▶ _Short task_: Extract every line that includes the string "сельской".

Collection entries
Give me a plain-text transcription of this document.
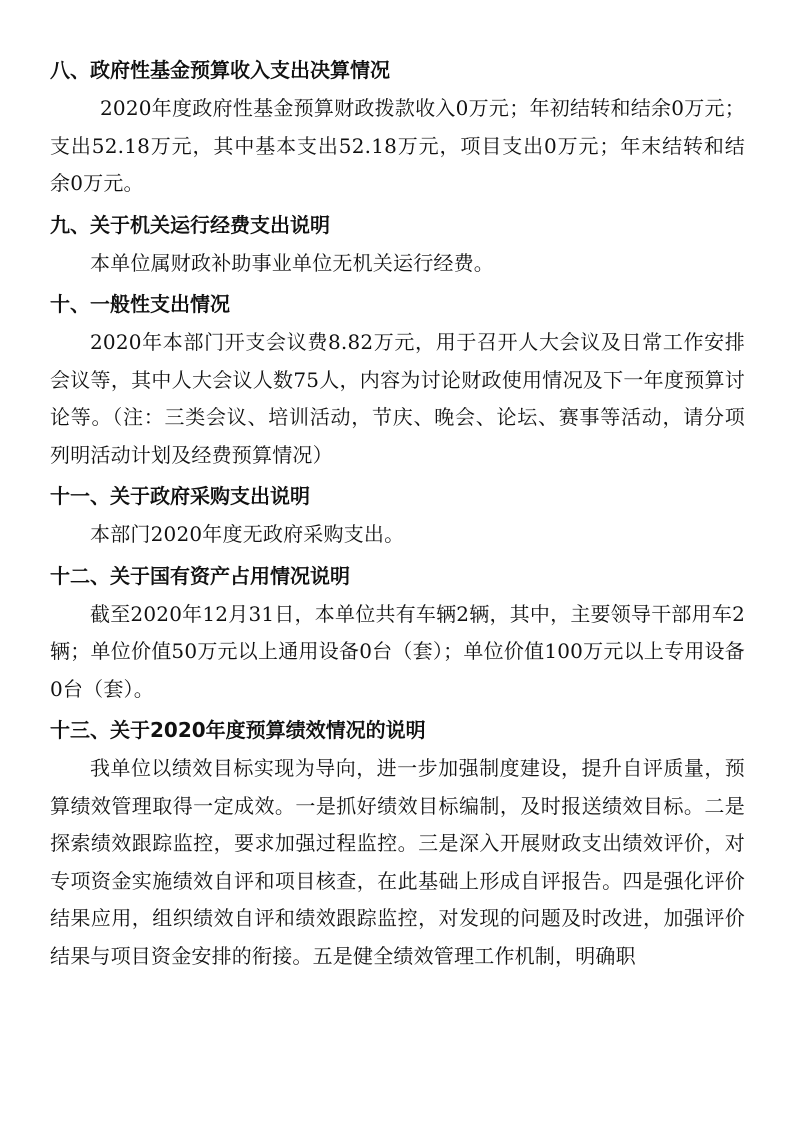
八、政府性基金预算收入支出决算情况

2020年度政府性基金预算财政拨款收入0万元；年初结转和结余0万元；支出52.18万元，其中基本支出52.18万元，项目支出0万元；年末结转和结余0万元。

九、关于机关运行经费支出说明

本单位属财政补助事业单位无机关运行经费。

十、一般性支出情况

2020年本部门开支会议费8.82万元，用于召开人大会议及日常工作安排会议等，其中人大会议人数75人，内容为讨论财政使用情况及下一年度预算讨论等。（注：三类会议、培训活动，节庆、晚会、论坛、赛事等活动，请分项列明活动计划及经费预算情况）

十一、关于政府采购支出说明

本部门2020年度无政府采购支出。

十二、关于国有资产占用情况说明

截至2020年12月31日，本单位共有车辆2辆，其中，主要领导干部用车2辆；单位价值50万元以上通用设备0台（套）；单位价值100万元以上专用设备0台（套）。

十三、关于2020年度预算绩效情况的说明

我单位以绩效目标实现为导向，进一步加强制度建设，提升自评质量，预算绩效管理取得一定成效。一是抓好绩效目标编制，及时报送绩效目标。二是探索绩效跟踪监控，要求加强过程监控。三是深入开展财政支出绩效评价，对专项资金实施绩效自评和项目核查，在此基础上形成自评报告。四是强化评价结果应用，组织绩效自评和绩效跟踪监控，对发现的问题及时改进，加强评价结果与项目资金安排的衔接。五是健全绩效管理工作机制，明确职
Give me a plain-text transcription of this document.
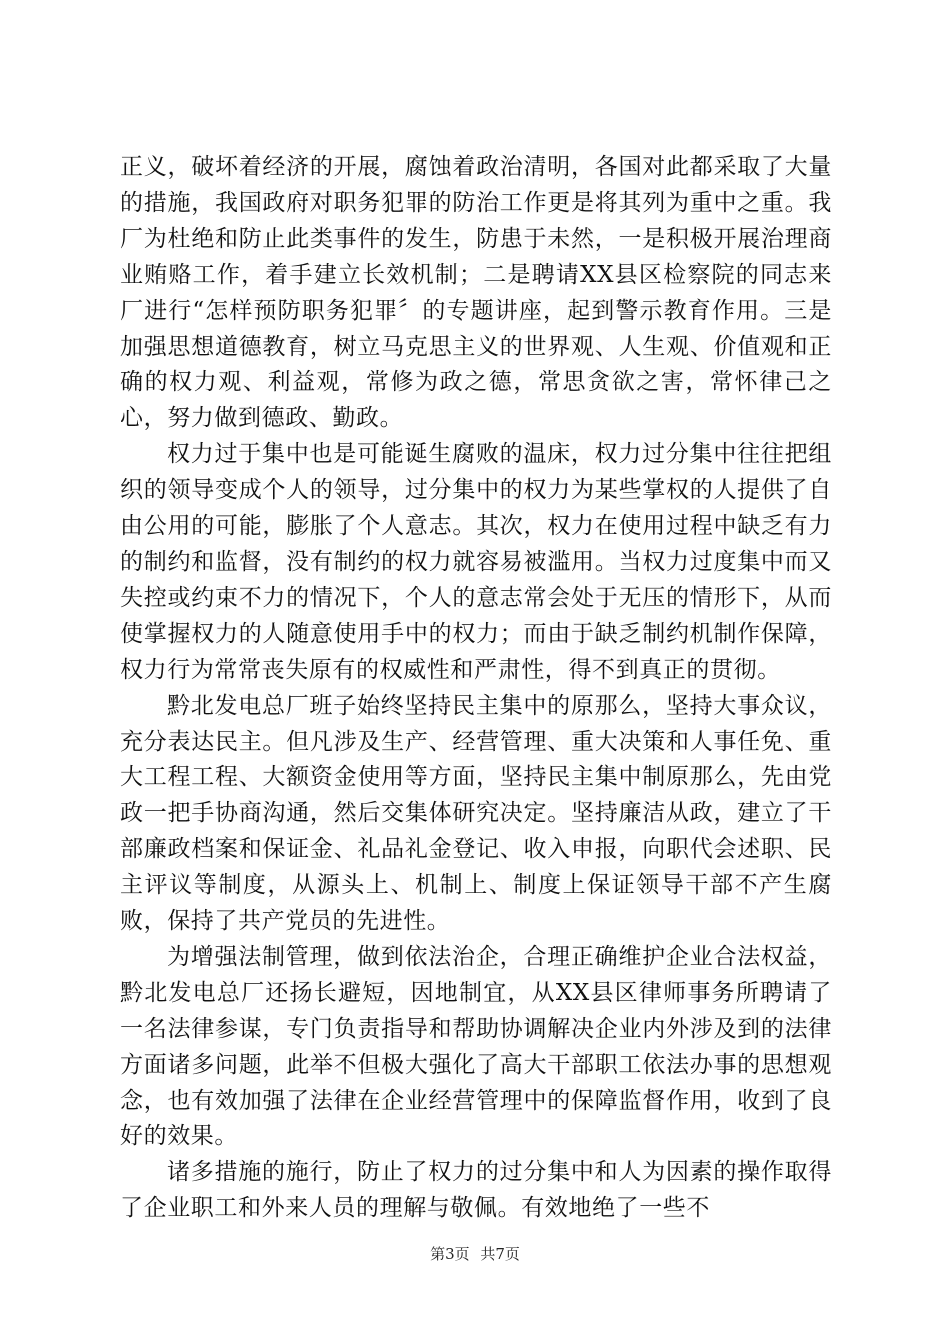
正义，破坏着经济的开展，腐蚀着政治清明，各国对此都采取了大量的措施，我国政府对职务犯罪的防治工作更是将其列为重中之重。我厂为杜绝和防止此类事件的发生，防患于未然，一是积极开展治理商业贿赂工作，着手建立长效机制；二是聘请XX县区检察院的同志来厂进行“怎样预防职务犯罪〞的专题讲座，起到警示教育作用。三是加强思想道德教育，树立马克思主义的世界观、人生观、价值观和正确的权力观、利益观，常修为政之德，常思贪欲之害，常怀律己之心，努力做到德政、勤政。

权力过于集中也是可能诞生腐败的温床，权力过分集中往往把组织的领导变成个人的领导，过分集中的权力为某些掌权的人提供了自由公用的可能，膨胀了个人意志。其次，权力在使用过程中缺乏有力的制约和监督，没有制约的权力就容易被滥用。当权力过度集中而又失控或约束不力的情况下，个人的意志常会处于无压的情形下，从而使掌握权力的人随意使用手中的权力；而由于缺乏制约机制作保障，权力行为常常丧失原有的权威性和严肃性，得不到真正的贯彻。

黔北发电总厂班子始终坚持民主集中的原那么，坚持大事众议，充分表达民主。但凡涉及生产、经营管理、重大决策和人事任免、重大工程工程、大额资金使用等方面，坚持民主集中制原那么，先由党政一把手协商沟通，然后交集体研究决定。坚持廉洁从政，建立了干部廉政档案和保证金、礼品礼金登记、收入申报，向职代会述职、民主评议等制度，从源头上、机制上、制度上保证领导干部不产生腐败，保持了共产党员的先进性。

为增强法制管理，做到依法治企，合理正确维护企业合法权益，黔北发电总厂还扬长避短，因地制宜，从XX县区律师事务所聘请了一名法律参谋，专门负责指导和帮助协调解决企业内外涉及到的法律方面诸多问题，此举不但极大强化了高大干部职工依法办事的思想观念，也有效加强了法律在企业经营管理中的保障监督作用，收到了良好的效果。

诸多措施的施行，防止了权力的过分集中和人为因素的操作取得了企业职工和外来人员的理解与敬佩。有效地绝了一些不

第3页 共7页
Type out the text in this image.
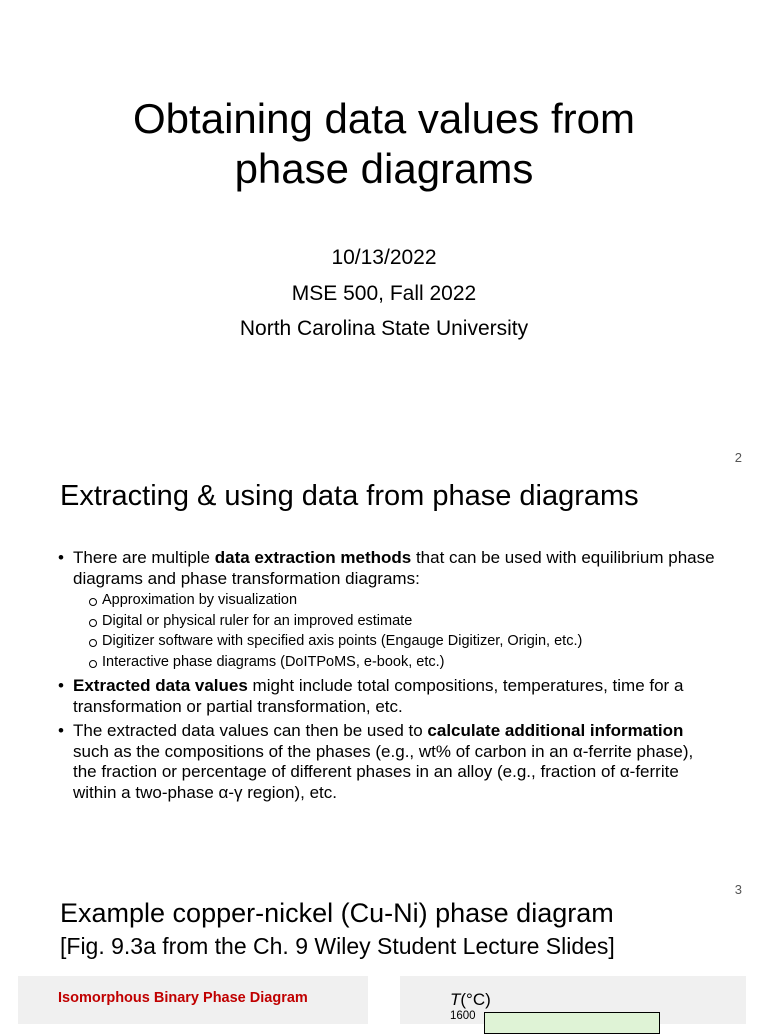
Obtaining data values from
phase diagrams
10/13/2022
MSE 500, Fall 2022
North Carolina State University
2
Extracting & using data from phase diagrams
• There are multiple data extraction methods that can be used with equilibrium phase diagrams and phase transformation diagrams:
Approximation by visualization
Digital or physical ruler for an improved estimate
Digitizer software with specified axis points (Engauge Digitizer, Origin, etc.)
Interactive phase diagrams (DoITPoMS, e-book, etc.)
• Extracted data values might include total compositions, temperatures, time for a transformation or partial transformation, etc.
• The extracted data values can then be used to calculate additional information such as the compositions of the phases (e.g., wt% of carbon in an α-ferrite phase), the fraction or percentage of different phases in an alloy (e.g., fraction of α-ferrite within a two-phase α-γ region), etc.
3
Example copper-nickel (Cu-Ni) phase diagram
[Fig. 9.3a from the Ch. 9 Wiley Student Lecture Slides]
Isomorphous Binary Phase Diagram	T(°C)
1600
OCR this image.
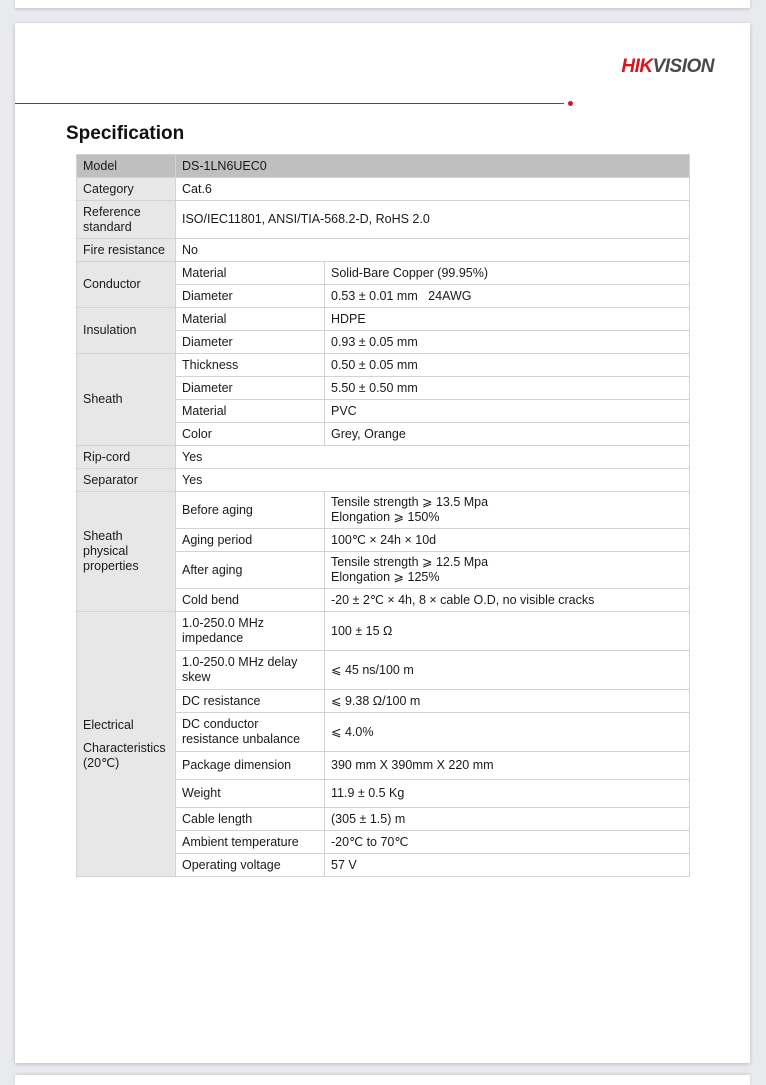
HIKVISION
Specification
Model	DS-1LN6UEC0	
Category	Cat.6	
Reference standard	ISO/IEC11801, ANSI/TIA-568.2-D, RoHS 2.0	
Fire resistance	No	
Conductor	Material	Solid-Bare Copper (99.95%)
	Diameter	0.53 ± 0.01 mm   24AWG
Insulation	Material	HDPE
	Diameter	0.93 ± 0.05 mm
Sheath	Thickness	0.50 ± 0.05 mm
	Diameter	5.50 ± 0.50 mm
	Material	PVC
	Color	Grey, Orange
Rip-cord	Yes	
Separator	Yes	
Sheath physical properties	Before aging	Tensile strength ⩾ 13.5 Mpa
Elongation ⩾ 150%

	Aging period	100℃ × 24h × 10d
	After aging	Tensile strength ⩾ 12.5 Mpa
Elongation ⩾ 125%

	Cold bend	-20 ± 2℃ × 4h, 8 × cable O.D, no visible cracks

Electrical
Characteristics
(20℃)	1.0-250.0 MHz impedance	100 ± 15 Ω
	1.0-250.0 MHz delay skew	⩽ 45 ns/100 m
	DC resistance	⩽ 9.38 Ω/100 m
	DC conductor resistance unbalance	⩽ 4.0%
	Package dimension	390 mm X 390mm X 220 mm
	Weight	11.9 ± 0.5 Kg
	Cable length	(305 ± 1.5) m
	Ambient temperature	-20℃ to 70℃
	Operating voltage	57 V
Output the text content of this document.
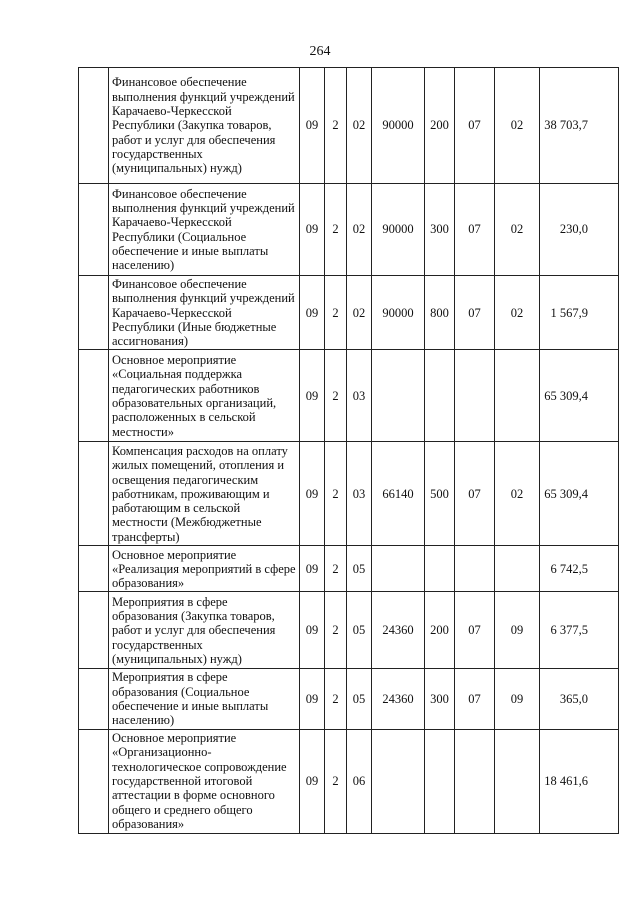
264
	Финансовое обеспечение выполнения функций учреждений Карачаево-Черкесской Республики (Закупка товаров, работ и услуг для обеспечения государственных (муниципальных) нужд)	09	2	02	90000	200	07	02	38 703,7
	Финансовое обеспечение выполнения функций учреждений Карачаево-Черкесской Республики (Социальное обеспечение и иные выплаты населению)	09	2	02	90000	300	07	02	230,0
	Финансовое обеспечение выполнения функций учреждений Карачаево-Черкесской Республики (Иные бюджетные ассигнования)	09	2	02	90000	800	07	02	1 567,9
	Основное мероприятие «Социальная поддержка педагогических работников образовательных организаций, расположенных в сельской местности»	09	2	03					65 309,4
	Компенсация расходов на оплату жилых помещений, отопления и освещения педагогическим работникам, проживающим и работающим в сельской местности (Межбюджетные трансферты)	09	2	03	66140	500	07	02	65 309,4
	Основное мероприятие «Реализация мероприятий в сфере образования»	09	2	05					6 742,5
	Мероприятия в сфере образования (Закупка товаров, работ и услуг для обеспечения государственных (муниципальных) нужд)	09	2	05	24360	200	07	09	6 377,5
	Мероприятия в сфере образования (Социальное обеспечение и иные выплаты населению)	09	2	05	24360	300	07	09	365,0
	Основное мероприятие «Организационно-технологическое сопровождение государственной итоговой аттестации в форме основного общего и среднего общего образования»	09	2	06					18 461,6
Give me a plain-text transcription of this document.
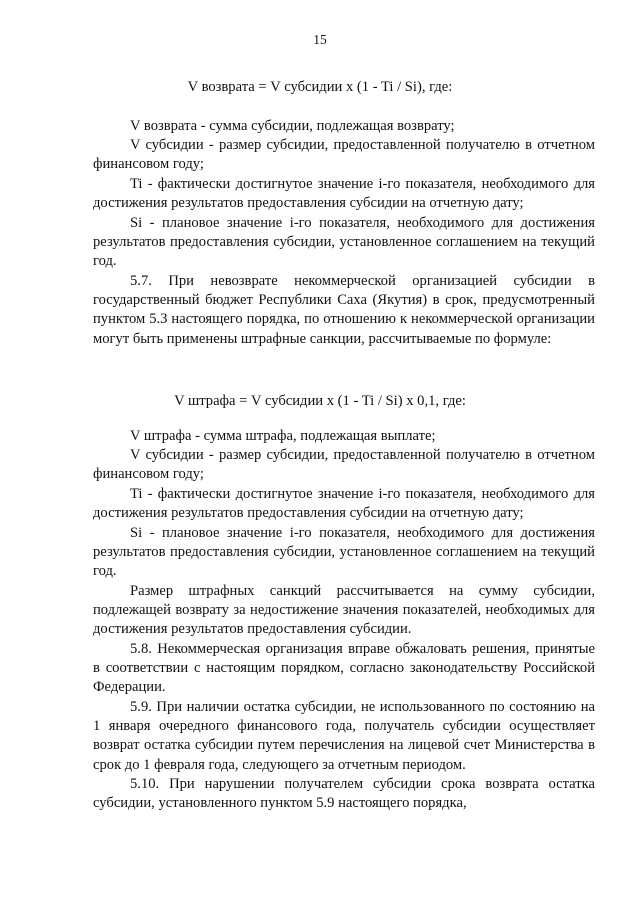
15
V возврата = V субсидии x (1 - Ti / Si), где:
V возврата - сумма субсидии, подлежащая возврату;
V субсидии - размер субсидии, предоставленной получателю в отчетном финансовом году;
Ti - фактически достигнутое значение i-го показателя, необходимого для достижения результатов предоставления субсидии на отчетную дату;
Si - плановое значение i-го показателя, необходимого для достижения результатов предоставления субсидии, установленное соглашением на текущий год.
5.7. При невозврате некоммерческой организацией субсидии в государственный бюджет Республики Саха (Якутия) в срок, предусмотренный пунктом 5.3 настоящего порядка, по отношению к некоммерческой организации могут быть применены штрафные санкции, рассчитываемые по формуле:
V штрафа = V субсидии x (1 - Ti / Si) x 0,1, где:
V штрафа - сумма штрафа, подлежащая выплате;
V субсидии - размер субсидии, предоставленной получателю в отчетном финансовом году;
Ti - фактически достигнутое значение i-го показателя, необходимого для достижения результатов предоставления субсидии на отчетную дату;
Si - плановое значение i-го показателя, необходимого для достижения результатов предоставления субсидии, установленное соглашением на текущий год.
Размер штрафных санкций рассчитывается на сумму субсидии, подлежащей возврату за недостижение значения показателей, необходимых для достижения результатов предоставления субсидии.
5.8. Некоммерческая организация вправе обжаловать решения, принятые в соответствии с настоящим порядком, согласно законодательству Российской Федерации.
5.9. При наличии остатка субсидии, не использованного по состоянию на 1 января очередного финансового года, получатель субсидии осуществляет возврат остатка субсидии путем перечисления на лицевой счет Министерства в срок до 1 февраля года, следующего за отчетным периодом.
5.10. При нарушении получателем субсидии срока возврата остатка субсидии, установленного пунктом 5.9 настоящего порядка,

▶ _Finished task_:
	Основное мероприятие «Социальная поддержка педагогических работников образовательных организаций, расположенных в сельской местности»	09	2	03					65 309,4
	Компенсация расходов на оплату жилых помещений, отопления и освещения педагогическим работникам, проживающим и работающим в сельской местности (Межбюджетные трансферты)	09	2	03	66140	500	07	02	65 309,4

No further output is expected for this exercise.